■ TASK DETAILS
Select and copy out every line in the records containing "Komisije".

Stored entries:
+--

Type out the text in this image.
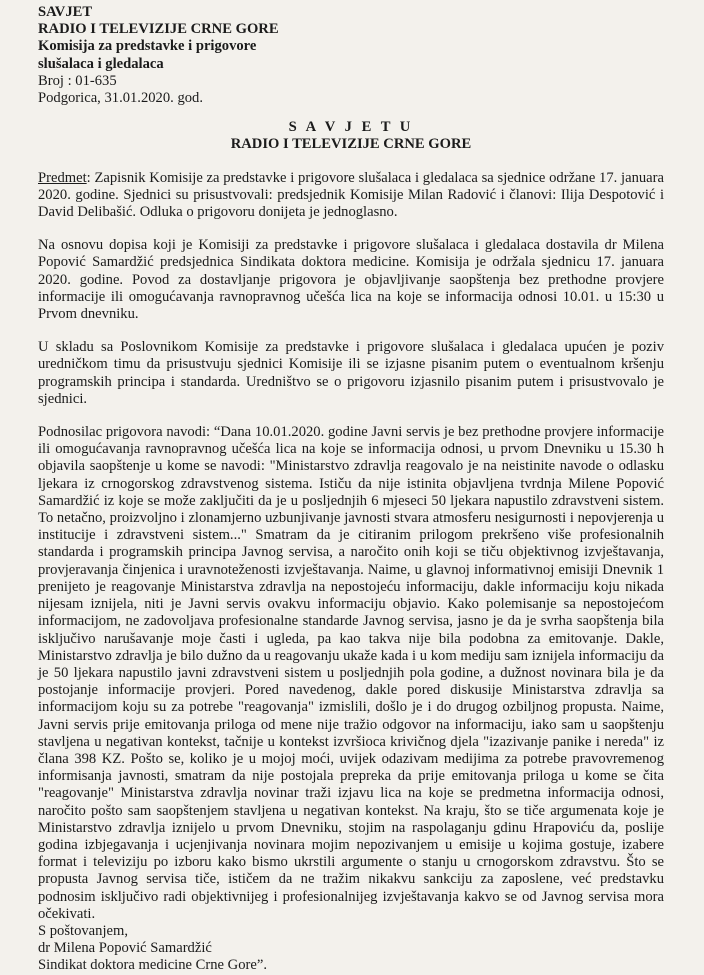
SAVJET

RADIO I TELEVIZIJE CRNE GORE

Komisija za predstavke i prigovore

slušalaca i gledalaca

Broj : 01-635

Podgorica, 31.01.2020. god.

S A V J E T U

RADIO I TELEVIZIJE CRNE GORE

Predmet: Zapisnik Komisije za predstavke i prigovore slušalaca i gledalaca sa sjednice održane 17. januara 2020. godine. Sjednici su prisustvovali: predsjednik Komisije Milan Radović i članovi: Ilija Despotović i David Delibašić. Odluka o prigovoru donijeta je jednoglasno.

Na osnovu dopisa koji je Komisiji za predstavke i prigovore slušalaca i gledalaca dostavila dr Milena Popović Samardžić predsjednica Sindikata doktora medicine. Komisija je održala sjednicu 17. januara 2020. godine. Povod za dostavljanje prigovora je objavljivanje saopštenja bez prethodne provjere informacije ili omogućavanja ravnopravnog učešća lica na koje se informacija odnosi 10.01. u 15:30 u Prvom dnevniku.

U skladu sa Poslovnikom Komisije za predstavke i prigovore slušalaca i gledalaca upućen je poziv uredničkom timu da prisustvuju sjednici Komisije ili se izjasne pisanim putem o eventualnom kršenju programskih principa i standarda. Uredništvo se o prigovoru izjasnilo pisanim putem i prisustvovalo je sjednici.

Podnosilac prigovora navodi: “Dana 10.01.2020. godine Javni servis je bez prethodne provjere informacije ili omogućavanja ravnopravnog učešća lica na koje se informacija odnosi, u prvom Dnevniku u 15.30 h objavila saopštenje u kome se navodi: "Ministarstvo zdravlja reagovalo je na neistinite navode o odlasku ljekara iz crnogorskog zdravstvenog sistema. Ističu da nije istinita objavljena tvrdnja Milene Popović Samardžić iz koje se može zaključiti da je u posljednjih 6 mjeseci 50 ljekara napustilo zdravstveni sistem. To netačno, proizvoljno i zlonamjerno uzbunjivanje javnosti stvara atmosferu nesigurnosti i nepovjerenja u institucije i zdravstveni sistem..." Smatram da je citiranim prilogom prekršeno više profesionalnih standarda i programskih principa Javnog servisa, a naročito onih koji se tiču objektivnog izvještavanja, provjeravanja činjenica i uravnoteženosti izvještavanja. Naime, u glavnoj informativnoj emisiji Dnevnik 1 prenijeto je reagovanje Ministarstva zdravlja na nepostojeću informaciju, dakle informaciju koju nikada nijesam iznijela, niti je Javni servis ovakvu informaciju objavio. Kako polemisanje sa nepostojećom informacijom, ne zadovoljava profesionalne standarde Javnog servisa, jasno je da je svrha saopštenja bila isključivo narušavanje moje časti i ugleda, pa kao takva nije bila podobna za emitovanje. Dakle, Ministarstvo zdravlja je bilo dužno da u reagovanju ukaže kada i u kom mediju sam iznijela informaciju da je 50 ljekara napustilo javni zdravstveni sistem u posljednjih pola godine, a dužnost novinara bila je da postojanje informacije provjeri. Pored navedenog, dakle pored diskusije Ministarstva zdravlja sa informacijom koju su za potrebe "reagovanja" izmislili, došlo je i do drugog ozbiljnog propusta. Naime, Javni servis prije emitovanja priloga od mene nije tražio odgovor na informaciju, iako sam u saopštenju stavljena u negativan kontekst, tačnije u kontekst izvršioca krivičnog djela "izazivanje panike i nereda" iz člana 398 KZ. Pošto se, koliko je u mojoj moći, uvijek odazivam medijima za potrebe pravovremenog informisanja javnosti, smatram da nije postojala prepreka da prije emitovanja priloga u kome se čita "reagovanje" Ministarstva zdravlja novinar traži izjavu lica na koje se predmetna informacija odnosi, naročito pošto sam saopštenjem stavljena u negativan kontekst. Na kraju, što se tiče argumenata koje je Ministarstvo zdravlja iznijelo u prvom Dnevniku, stojim na raspolaganju gdinu Hrapoviću da, poslije godina izbjegavanja i ucjenjivanja novinara mojim nepozivanjem u emisije u kojima gostuje, izabere format i televiziju po izboru kako bismo ukrstili argumente o stanju u crnogorskom zdravstvu. Što se propusta Javnog servisa tiče, ističem da ne tražim nikakvu sankciju za zaposlene, već predstavku podnosim isključivo radi objektivnijeg i profesionalnijeg izvještavanja kakvo se od Javnog servisa mora očekivati.

S poštovanjem,

dr Milena Popović Samardžić

Sindikat doktora medicine Crne Gore”.
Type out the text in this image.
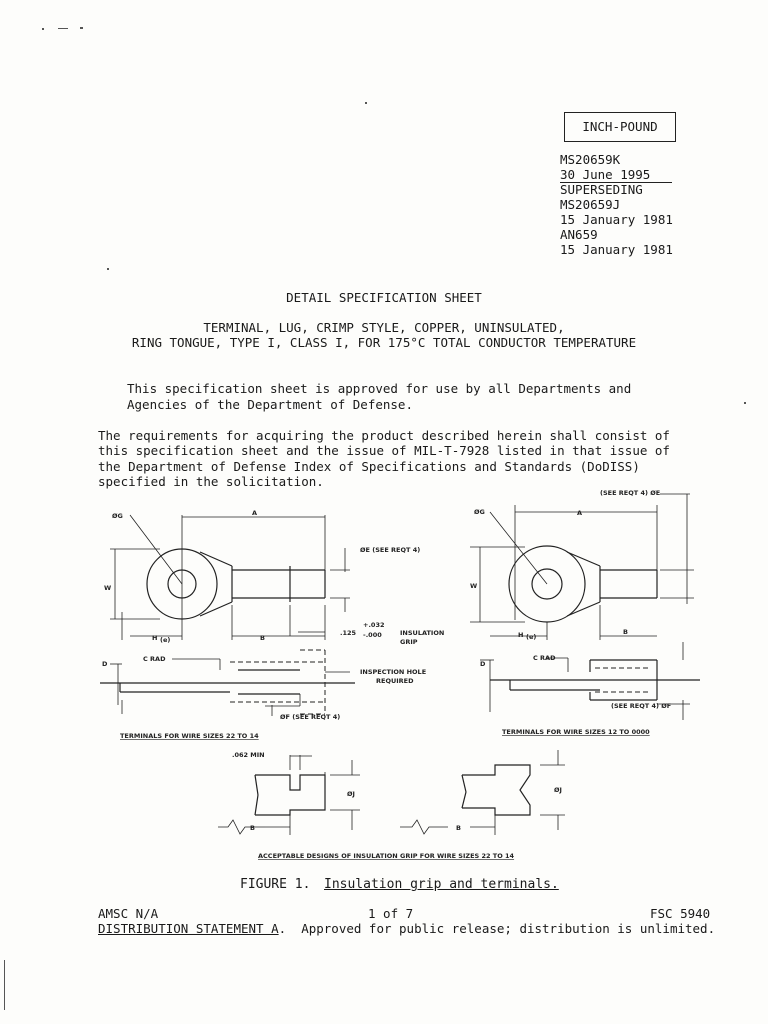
INCH-POUND
MS20659K
30 June 1995
SUPERSEDING
MS20659J
15 January 1981
AN659
15 January 1981
DETAIL SPECIFICATION SHEET
TERMINAL, LUG, CRIMP STYLE, COPPER, UNINSULATED,
RING TONGUE, TYPE I, CLASS I, FOR 175°C TOTAL CONDUCTOR TEMPERATURE
This specification sheet is approved for use by all Departments and
Agencies of the Department of Defense.
The requirements for acquiring the product described herein shall consist of
this specification sheet and the issue of MIL-T-7928 listed in that issue of
the Department of Defense Index of Specifications and Standards (DoDISS)
specified in the solicitation.
ØG	A
ØE (SEE REQT 4)
W
H (e)	B
+.032
-.000
.125	INSULATION
GRIP
D
C RAD
INSPECTION HOLE
REQUIRED
ØF (SEE REQT 4)
TERMINALS FOR WIRE SIZES 22 TO 14
ØG	A
(SEE REQT 4) ØE
W
H (e)
B
D
C RAD
(SEE REQT 4) ØF
TERMINALS FOR WIRE SIZES 12 TO 0000
.062 MIN
ØJ	ØJ
B	B
ACCEPTABLE DESIGNS OF INSULATION GRIP FOR WIRE SIZES 22 TO 14
FIGURE 1. Insulation grip and terminals.
AMSC N/A	1 of 7	FSC 5940
DISTRIBUTION STATEMENT A.  Approved for public release; distribution is unlimited.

+--

■ ANSWER TO THIS PROBLEM
Predmet: Zapisnik Komisije za predstavke i prigovore slušalaca i gledalaca sa sjednice održane 17. januara 2020. godine. Sjednici su prisustvovali: predsjednik Komisije Milan Radović i članovi: Ilija Despotović i David Delibašić. Odluka o prigovoru donijeta je jednoglasno.
U skladu sa Poslovnikom Komisije za predstavke i prigovore slušalaca i gledalaca upućen je poziv uredničkom timu da prisustvuju sjednici Komisije ili se izjasne pisanim putem o eventualnom kršenju programskih principa i standarda. Uredništvo se o prigovoru izjasnilo pisanim putem i prisustvovalo je sjednici.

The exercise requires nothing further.